**Problem to work on:** Copy out each line that includes the word "seurantajaksolla".

**Data provided:**
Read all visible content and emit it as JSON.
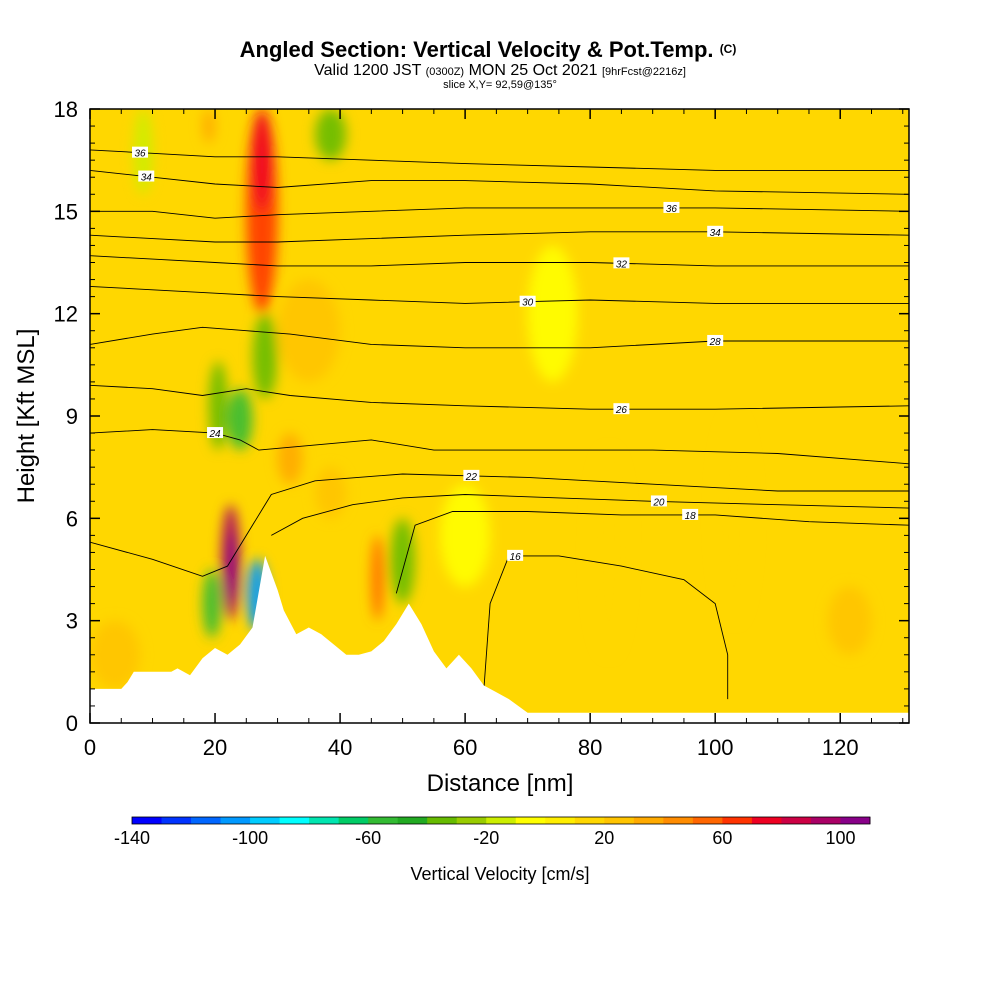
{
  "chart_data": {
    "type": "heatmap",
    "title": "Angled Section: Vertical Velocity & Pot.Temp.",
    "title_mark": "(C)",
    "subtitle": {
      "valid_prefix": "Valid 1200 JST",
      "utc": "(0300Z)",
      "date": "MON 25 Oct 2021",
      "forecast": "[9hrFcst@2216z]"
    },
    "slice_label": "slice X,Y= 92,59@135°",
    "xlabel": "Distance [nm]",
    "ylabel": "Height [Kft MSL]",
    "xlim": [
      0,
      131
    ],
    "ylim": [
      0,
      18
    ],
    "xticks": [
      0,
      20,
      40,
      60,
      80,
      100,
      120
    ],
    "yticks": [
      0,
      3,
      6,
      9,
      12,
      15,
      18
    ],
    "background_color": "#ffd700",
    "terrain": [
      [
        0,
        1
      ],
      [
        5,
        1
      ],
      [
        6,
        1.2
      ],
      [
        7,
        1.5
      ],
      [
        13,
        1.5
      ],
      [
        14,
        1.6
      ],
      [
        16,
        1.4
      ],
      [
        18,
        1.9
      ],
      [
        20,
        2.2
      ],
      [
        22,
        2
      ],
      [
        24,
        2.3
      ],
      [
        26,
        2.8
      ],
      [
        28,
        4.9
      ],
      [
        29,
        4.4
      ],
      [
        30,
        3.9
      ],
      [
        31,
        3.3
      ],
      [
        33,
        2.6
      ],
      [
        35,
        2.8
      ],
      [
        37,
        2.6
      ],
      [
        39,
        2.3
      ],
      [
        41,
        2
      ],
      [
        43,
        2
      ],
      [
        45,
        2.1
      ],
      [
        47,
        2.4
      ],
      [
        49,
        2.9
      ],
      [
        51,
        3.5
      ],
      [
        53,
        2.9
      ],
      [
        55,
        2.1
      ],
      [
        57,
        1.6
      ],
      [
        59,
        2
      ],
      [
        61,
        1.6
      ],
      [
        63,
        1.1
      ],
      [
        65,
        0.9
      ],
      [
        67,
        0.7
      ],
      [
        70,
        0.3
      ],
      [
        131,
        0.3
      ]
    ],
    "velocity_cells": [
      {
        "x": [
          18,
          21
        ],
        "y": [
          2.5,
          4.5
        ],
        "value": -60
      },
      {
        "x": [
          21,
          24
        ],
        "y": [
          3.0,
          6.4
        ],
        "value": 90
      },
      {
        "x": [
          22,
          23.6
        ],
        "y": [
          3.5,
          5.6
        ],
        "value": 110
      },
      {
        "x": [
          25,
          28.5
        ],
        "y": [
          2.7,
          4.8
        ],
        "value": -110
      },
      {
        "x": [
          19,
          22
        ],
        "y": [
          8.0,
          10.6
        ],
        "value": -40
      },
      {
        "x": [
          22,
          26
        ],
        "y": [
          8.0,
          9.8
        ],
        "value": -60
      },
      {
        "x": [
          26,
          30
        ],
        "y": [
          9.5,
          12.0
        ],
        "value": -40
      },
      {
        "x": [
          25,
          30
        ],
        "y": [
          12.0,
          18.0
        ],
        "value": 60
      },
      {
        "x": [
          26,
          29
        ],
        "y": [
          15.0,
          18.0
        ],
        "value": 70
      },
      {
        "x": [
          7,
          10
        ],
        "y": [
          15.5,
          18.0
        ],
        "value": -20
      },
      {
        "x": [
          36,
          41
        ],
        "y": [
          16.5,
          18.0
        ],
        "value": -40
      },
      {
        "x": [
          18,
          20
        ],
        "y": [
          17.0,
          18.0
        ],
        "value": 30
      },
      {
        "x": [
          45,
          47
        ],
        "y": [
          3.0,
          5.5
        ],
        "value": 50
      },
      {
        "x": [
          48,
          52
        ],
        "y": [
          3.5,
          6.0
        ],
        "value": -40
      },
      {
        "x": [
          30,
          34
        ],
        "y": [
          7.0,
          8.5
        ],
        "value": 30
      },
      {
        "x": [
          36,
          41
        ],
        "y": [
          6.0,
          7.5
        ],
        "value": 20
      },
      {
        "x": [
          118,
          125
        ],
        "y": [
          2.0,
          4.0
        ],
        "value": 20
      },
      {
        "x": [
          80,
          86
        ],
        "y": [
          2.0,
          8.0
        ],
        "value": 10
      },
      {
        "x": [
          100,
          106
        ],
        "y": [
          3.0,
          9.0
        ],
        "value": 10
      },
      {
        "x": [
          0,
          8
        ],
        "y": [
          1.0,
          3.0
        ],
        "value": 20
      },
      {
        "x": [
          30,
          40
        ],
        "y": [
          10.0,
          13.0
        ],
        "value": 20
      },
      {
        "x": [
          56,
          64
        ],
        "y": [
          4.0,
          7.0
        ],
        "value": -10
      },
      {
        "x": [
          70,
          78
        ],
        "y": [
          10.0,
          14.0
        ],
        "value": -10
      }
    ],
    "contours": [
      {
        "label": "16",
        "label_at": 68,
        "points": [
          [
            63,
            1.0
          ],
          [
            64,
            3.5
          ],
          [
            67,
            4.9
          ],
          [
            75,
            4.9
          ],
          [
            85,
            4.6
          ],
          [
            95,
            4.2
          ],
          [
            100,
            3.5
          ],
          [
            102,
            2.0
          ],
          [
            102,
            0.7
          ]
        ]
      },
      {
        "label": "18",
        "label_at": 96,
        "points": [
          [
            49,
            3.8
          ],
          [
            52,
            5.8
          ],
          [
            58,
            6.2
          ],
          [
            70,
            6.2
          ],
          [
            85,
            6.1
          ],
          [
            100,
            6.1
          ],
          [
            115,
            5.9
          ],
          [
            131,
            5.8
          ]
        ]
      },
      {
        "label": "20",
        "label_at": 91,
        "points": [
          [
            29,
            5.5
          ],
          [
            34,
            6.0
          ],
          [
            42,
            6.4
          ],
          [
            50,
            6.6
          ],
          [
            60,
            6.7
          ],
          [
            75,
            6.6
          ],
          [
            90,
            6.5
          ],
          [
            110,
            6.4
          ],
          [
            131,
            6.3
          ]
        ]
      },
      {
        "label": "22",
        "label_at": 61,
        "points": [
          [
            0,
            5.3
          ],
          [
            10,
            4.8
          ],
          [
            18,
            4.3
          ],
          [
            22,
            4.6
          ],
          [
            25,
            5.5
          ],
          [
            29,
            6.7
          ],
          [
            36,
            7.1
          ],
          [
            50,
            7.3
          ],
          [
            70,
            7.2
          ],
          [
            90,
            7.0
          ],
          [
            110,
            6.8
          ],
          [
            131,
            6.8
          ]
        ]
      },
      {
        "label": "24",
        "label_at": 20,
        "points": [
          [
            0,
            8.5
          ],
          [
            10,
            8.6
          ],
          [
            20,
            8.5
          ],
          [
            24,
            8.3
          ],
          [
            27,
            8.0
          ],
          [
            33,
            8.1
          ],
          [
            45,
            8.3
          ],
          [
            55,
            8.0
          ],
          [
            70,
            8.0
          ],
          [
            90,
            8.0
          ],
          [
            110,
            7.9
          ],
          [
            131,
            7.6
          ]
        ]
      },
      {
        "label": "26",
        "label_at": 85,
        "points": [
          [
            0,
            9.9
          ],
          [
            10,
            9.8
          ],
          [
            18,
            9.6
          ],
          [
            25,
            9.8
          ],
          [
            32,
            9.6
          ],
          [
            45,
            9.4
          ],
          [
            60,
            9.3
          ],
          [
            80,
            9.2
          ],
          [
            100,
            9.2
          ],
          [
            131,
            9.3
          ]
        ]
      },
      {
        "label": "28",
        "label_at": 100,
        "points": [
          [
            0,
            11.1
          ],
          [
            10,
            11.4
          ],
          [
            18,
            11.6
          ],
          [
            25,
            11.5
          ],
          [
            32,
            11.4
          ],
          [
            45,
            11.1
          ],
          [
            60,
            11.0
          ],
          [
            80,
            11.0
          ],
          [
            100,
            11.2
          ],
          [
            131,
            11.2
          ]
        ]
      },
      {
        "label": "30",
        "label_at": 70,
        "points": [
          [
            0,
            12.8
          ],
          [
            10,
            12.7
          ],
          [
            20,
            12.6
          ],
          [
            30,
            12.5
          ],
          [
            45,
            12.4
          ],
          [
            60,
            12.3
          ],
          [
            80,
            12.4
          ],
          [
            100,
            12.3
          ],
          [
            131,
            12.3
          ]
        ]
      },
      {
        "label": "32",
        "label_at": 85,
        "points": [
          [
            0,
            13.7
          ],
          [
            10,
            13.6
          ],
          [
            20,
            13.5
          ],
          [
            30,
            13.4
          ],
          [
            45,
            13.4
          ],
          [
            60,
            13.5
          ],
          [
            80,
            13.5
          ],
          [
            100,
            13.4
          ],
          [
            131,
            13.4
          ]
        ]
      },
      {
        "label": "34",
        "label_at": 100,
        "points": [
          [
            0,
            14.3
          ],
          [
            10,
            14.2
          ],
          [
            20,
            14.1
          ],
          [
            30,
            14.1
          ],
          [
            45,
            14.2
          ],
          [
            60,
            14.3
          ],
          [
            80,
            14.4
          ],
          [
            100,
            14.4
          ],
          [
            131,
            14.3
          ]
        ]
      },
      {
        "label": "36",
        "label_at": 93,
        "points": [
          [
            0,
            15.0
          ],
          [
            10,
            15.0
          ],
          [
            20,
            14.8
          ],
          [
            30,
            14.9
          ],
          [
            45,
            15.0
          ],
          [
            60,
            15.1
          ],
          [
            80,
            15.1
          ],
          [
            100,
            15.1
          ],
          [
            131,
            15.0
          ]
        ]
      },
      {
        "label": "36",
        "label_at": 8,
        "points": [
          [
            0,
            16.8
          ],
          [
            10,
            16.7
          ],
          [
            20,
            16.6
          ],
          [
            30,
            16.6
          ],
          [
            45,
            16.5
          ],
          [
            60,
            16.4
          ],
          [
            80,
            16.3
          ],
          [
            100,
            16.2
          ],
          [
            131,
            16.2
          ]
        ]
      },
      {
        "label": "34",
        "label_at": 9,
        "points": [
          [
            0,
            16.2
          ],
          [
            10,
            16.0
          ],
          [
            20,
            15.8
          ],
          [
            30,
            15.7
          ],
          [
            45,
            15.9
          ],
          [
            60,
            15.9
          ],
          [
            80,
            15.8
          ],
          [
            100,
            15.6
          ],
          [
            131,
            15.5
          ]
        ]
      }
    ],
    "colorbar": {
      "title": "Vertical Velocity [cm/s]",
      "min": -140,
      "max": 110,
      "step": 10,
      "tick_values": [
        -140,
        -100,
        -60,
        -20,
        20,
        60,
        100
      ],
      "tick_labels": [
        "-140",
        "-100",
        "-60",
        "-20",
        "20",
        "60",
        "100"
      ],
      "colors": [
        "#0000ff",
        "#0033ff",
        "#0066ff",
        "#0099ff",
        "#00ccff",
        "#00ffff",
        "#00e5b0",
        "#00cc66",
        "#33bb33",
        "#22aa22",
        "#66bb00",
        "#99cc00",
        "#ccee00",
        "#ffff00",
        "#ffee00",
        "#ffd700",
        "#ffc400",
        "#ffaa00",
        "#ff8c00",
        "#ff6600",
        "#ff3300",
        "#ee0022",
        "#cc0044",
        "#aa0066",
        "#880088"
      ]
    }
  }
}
--
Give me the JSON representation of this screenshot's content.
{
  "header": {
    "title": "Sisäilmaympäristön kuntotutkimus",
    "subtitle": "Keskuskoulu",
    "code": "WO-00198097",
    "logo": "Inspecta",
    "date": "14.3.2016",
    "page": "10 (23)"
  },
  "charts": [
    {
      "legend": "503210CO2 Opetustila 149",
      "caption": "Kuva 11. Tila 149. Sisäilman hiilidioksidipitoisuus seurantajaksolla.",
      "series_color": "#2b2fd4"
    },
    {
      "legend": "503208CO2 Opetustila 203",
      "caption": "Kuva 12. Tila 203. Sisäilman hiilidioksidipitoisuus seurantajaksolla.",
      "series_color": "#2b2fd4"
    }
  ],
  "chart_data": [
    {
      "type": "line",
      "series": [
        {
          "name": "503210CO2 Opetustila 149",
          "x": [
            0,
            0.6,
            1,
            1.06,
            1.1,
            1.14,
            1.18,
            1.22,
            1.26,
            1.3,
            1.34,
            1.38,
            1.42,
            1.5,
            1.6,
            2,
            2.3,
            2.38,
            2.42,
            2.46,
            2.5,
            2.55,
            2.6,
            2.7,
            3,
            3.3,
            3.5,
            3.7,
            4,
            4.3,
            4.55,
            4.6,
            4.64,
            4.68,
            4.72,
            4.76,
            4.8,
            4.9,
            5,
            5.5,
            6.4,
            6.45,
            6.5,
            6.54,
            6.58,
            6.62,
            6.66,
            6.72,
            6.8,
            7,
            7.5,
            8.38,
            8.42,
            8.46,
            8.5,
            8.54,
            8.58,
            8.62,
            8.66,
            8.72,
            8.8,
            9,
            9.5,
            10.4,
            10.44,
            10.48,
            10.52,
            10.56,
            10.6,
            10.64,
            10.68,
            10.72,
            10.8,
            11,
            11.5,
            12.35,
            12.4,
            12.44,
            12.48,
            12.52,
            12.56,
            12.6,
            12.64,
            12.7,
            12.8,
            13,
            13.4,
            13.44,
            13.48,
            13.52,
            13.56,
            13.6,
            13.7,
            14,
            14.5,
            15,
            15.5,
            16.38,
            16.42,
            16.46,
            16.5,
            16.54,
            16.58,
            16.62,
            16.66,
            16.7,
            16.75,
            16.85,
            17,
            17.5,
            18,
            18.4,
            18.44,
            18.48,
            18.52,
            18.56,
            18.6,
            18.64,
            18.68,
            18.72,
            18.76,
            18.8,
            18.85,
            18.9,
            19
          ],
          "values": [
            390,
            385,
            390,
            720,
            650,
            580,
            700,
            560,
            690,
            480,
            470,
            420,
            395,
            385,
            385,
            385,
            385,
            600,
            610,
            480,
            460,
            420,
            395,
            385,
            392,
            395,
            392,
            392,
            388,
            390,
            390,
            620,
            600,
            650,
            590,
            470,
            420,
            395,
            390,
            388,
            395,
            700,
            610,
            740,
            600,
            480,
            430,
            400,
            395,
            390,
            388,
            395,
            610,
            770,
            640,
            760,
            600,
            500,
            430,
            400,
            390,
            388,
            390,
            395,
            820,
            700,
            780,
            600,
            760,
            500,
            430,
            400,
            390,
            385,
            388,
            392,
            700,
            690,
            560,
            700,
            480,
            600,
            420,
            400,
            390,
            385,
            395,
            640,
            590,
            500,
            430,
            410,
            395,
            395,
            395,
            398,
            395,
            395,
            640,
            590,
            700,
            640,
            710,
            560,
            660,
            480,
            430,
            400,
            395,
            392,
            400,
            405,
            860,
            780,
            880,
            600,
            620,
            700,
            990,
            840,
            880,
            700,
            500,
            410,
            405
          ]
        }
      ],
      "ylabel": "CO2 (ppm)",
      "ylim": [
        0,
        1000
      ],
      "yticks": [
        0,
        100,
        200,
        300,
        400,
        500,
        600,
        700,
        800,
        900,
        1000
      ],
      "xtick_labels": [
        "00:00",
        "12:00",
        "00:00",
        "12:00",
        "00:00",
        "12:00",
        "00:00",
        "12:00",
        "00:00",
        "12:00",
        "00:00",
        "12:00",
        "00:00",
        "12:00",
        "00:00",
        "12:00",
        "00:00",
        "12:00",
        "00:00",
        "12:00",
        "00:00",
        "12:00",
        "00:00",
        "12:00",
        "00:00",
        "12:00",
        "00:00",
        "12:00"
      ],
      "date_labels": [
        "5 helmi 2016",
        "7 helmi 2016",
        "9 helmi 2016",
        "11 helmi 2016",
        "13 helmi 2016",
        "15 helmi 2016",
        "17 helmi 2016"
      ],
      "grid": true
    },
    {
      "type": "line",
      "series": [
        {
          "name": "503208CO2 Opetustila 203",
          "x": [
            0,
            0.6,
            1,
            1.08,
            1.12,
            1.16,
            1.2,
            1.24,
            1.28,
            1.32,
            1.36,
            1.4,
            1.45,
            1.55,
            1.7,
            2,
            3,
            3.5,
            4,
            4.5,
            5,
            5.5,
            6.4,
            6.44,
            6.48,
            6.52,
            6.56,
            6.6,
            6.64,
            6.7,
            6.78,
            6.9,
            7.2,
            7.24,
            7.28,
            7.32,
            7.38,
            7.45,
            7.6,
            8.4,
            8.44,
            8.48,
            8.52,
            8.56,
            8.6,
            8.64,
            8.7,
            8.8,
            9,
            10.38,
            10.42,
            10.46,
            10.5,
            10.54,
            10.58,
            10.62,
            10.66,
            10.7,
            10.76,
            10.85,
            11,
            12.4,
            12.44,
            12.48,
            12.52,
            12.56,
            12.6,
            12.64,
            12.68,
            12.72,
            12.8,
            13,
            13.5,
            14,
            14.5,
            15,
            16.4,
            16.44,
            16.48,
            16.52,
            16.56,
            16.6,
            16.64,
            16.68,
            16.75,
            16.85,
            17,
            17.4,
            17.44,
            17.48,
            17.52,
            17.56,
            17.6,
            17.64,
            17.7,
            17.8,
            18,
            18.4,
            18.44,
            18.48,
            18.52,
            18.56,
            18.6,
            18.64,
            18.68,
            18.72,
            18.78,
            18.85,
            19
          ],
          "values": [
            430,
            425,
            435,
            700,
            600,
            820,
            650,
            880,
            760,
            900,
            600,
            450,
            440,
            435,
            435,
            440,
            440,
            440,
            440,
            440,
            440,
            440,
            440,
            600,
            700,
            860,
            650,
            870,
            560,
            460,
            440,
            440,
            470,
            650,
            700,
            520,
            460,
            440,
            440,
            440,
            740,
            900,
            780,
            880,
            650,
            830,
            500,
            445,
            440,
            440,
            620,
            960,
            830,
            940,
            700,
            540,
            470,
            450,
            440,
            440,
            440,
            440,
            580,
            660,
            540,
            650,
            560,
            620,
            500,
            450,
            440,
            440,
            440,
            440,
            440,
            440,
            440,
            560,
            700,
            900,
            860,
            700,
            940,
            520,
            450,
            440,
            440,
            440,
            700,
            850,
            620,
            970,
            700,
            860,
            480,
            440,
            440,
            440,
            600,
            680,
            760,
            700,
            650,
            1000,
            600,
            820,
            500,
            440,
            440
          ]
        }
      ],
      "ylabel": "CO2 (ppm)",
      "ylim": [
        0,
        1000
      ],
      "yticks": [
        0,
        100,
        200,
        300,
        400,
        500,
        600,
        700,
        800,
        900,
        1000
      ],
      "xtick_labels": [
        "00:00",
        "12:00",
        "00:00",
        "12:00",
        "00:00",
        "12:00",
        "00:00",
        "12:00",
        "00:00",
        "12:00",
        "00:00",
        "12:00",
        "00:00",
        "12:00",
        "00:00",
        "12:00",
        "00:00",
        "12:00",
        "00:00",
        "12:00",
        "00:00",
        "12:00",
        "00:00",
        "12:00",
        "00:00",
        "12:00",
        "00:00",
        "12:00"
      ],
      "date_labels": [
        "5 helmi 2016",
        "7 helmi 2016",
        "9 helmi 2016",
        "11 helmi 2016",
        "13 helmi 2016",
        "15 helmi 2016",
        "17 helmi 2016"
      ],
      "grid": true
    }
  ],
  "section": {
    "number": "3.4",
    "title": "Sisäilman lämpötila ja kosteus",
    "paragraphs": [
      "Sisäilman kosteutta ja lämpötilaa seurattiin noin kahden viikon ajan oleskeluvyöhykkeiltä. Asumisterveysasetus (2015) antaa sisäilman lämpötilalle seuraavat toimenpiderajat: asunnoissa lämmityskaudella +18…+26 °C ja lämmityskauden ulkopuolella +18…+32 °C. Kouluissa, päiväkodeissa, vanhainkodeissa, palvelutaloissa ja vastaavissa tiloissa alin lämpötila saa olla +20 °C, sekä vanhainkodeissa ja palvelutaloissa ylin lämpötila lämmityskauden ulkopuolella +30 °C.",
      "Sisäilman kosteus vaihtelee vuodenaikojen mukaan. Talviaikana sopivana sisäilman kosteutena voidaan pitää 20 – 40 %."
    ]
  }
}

**Expected answer:**
      "caption": "Kuva 11. Tila 149. Sisäilman hiilidioksidipitoisuus seurantajaksolla.",
      "caption": "Kuva 12. Tila 203. Sisäilman hiilidioksidipitoisuus seurantajaksolla.",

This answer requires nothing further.